--- start of Records supplied ---
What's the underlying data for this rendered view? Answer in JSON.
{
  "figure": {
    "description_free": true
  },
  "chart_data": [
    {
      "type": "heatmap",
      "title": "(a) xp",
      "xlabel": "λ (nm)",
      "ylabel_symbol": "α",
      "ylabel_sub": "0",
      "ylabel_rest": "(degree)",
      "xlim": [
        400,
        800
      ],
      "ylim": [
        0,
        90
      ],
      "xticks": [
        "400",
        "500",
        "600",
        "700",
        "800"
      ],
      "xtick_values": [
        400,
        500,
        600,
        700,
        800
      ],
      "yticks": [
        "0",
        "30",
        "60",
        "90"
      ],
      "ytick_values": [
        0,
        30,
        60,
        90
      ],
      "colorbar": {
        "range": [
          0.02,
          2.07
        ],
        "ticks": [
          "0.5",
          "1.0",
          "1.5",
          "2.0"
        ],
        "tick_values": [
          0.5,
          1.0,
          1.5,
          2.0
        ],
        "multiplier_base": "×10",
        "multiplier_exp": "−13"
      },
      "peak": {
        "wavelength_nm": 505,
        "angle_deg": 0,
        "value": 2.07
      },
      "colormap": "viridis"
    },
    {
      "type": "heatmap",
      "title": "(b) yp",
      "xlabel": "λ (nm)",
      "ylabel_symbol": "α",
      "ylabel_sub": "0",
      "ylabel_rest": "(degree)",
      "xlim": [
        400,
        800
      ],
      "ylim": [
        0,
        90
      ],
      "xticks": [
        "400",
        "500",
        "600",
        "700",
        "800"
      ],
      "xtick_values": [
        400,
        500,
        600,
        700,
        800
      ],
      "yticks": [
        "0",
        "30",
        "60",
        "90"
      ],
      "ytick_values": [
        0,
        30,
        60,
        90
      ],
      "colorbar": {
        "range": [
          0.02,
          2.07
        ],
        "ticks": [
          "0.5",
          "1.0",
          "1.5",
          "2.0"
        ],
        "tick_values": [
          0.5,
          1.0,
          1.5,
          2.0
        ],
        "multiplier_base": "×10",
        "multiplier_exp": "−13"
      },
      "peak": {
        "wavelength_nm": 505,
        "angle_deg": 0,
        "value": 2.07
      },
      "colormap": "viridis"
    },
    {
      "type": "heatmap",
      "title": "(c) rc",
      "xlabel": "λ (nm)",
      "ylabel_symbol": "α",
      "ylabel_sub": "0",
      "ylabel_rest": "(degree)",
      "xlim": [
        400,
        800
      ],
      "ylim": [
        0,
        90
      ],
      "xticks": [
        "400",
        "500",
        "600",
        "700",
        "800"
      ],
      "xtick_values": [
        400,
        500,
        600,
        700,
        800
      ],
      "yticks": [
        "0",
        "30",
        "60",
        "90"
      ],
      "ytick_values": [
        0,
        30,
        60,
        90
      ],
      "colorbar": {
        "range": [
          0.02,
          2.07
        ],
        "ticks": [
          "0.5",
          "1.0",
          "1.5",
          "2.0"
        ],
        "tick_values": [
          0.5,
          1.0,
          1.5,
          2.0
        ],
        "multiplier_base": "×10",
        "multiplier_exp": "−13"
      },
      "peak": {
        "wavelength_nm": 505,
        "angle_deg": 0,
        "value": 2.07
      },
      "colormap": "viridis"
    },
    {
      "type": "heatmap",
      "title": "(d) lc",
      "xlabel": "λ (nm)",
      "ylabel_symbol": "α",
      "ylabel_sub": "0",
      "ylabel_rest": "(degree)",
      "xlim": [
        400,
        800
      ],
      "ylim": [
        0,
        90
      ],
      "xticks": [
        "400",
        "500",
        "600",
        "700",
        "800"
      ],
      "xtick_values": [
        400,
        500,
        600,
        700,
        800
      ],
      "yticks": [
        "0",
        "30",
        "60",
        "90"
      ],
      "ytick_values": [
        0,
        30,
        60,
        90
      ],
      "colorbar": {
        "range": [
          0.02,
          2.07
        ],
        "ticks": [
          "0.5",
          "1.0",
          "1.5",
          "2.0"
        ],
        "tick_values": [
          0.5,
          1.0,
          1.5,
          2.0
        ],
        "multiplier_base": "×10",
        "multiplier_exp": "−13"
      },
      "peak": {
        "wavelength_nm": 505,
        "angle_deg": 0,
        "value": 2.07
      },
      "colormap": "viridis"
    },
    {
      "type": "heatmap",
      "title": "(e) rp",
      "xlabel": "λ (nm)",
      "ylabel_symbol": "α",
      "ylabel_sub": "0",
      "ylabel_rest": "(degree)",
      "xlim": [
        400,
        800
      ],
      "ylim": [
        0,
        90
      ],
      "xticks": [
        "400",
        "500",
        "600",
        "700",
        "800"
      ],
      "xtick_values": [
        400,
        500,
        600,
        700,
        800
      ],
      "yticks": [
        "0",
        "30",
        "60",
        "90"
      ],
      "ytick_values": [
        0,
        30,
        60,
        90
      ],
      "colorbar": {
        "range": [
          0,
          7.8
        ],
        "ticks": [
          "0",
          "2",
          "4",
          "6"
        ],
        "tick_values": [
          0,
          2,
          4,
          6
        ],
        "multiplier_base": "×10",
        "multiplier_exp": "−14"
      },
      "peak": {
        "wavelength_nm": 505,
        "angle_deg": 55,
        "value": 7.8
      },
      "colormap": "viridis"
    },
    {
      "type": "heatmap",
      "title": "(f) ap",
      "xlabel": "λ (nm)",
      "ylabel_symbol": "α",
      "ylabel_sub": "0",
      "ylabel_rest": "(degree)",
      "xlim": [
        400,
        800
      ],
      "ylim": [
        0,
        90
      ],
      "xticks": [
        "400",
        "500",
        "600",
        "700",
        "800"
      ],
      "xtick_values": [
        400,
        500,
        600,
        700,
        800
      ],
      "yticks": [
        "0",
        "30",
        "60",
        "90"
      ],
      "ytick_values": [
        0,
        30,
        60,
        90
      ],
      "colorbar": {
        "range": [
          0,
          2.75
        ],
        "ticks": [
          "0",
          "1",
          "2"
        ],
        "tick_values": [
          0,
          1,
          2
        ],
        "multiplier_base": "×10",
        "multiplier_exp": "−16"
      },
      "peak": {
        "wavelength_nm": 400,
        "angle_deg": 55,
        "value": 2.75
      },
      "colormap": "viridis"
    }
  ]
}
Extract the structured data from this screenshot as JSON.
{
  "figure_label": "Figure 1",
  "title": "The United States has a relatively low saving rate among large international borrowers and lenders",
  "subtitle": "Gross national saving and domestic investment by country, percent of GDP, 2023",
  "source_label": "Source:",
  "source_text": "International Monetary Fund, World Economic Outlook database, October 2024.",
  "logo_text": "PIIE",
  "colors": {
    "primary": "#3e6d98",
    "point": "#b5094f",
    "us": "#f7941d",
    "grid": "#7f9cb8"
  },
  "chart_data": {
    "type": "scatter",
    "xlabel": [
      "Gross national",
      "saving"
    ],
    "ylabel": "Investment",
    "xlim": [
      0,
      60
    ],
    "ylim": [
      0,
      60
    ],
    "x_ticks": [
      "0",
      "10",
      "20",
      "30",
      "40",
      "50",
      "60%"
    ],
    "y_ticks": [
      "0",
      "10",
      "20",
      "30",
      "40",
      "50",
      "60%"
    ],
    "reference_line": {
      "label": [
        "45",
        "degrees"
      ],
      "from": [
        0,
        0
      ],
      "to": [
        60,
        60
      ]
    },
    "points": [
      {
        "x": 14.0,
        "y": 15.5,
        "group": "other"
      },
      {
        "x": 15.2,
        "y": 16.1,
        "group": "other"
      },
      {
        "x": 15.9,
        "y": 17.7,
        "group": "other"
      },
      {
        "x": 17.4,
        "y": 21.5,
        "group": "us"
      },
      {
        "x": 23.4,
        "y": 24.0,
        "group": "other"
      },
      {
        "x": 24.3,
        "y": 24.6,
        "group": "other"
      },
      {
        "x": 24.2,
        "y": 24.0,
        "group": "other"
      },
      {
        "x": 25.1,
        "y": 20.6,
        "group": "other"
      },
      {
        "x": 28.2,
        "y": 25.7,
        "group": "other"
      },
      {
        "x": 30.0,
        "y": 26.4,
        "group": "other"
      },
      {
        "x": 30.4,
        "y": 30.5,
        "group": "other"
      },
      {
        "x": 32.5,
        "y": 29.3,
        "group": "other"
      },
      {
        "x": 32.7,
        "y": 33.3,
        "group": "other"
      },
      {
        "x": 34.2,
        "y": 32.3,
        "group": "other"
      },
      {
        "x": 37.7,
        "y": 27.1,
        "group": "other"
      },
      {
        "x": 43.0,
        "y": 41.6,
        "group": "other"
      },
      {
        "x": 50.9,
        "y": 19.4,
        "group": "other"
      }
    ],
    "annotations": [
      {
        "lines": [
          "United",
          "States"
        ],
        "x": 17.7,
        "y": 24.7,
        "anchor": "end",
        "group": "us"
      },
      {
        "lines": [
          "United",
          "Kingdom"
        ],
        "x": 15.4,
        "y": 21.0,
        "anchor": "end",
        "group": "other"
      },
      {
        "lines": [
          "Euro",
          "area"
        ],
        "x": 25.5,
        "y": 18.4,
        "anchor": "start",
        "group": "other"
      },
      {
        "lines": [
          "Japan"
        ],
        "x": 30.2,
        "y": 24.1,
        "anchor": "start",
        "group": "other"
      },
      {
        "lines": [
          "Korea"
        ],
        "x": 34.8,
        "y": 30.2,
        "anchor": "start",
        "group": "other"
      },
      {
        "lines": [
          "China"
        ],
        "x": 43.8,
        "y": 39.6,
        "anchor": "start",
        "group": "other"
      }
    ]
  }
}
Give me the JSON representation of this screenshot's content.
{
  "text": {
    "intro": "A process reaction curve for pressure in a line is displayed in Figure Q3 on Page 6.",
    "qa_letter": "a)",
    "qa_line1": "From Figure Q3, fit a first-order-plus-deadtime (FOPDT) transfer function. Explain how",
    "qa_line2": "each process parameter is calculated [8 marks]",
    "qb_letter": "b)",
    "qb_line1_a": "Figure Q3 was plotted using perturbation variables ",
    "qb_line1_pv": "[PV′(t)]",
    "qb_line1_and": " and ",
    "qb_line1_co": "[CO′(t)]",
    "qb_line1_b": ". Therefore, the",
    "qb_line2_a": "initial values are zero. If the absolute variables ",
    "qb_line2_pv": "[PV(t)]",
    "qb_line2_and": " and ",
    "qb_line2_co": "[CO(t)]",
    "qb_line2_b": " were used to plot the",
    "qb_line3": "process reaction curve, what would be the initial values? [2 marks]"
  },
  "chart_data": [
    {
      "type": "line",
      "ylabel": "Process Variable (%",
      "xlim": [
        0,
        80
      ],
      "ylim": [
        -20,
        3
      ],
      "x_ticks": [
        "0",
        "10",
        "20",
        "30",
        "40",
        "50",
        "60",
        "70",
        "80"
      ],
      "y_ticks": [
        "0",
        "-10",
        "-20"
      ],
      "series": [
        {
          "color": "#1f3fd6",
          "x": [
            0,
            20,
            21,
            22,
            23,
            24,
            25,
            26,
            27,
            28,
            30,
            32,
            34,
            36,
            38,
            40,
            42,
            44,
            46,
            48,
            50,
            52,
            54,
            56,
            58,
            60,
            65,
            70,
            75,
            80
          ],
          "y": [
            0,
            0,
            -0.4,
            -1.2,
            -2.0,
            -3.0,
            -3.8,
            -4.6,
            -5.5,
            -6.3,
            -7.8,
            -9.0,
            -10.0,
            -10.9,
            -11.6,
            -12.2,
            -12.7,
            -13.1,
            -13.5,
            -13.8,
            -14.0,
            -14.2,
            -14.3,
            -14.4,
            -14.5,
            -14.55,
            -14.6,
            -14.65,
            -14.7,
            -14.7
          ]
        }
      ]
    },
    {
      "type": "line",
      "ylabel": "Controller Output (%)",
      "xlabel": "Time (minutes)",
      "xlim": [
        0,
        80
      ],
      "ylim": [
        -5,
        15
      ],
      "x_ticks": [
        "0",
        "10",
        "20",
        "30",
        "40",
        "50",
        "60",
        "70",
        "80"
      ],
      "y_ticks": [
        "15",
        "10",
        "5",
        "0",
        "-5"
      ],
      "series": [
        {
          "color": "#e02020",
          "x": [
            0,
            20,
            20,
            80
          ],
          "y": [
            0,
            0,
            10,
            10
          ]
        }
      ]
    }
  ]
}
--- end of Records supplied ---
▶ **Task brief**: Of the lines in the records, how many contain the word "screenshot"? Answer with the number and nothing else.

▶ **Final result**: 2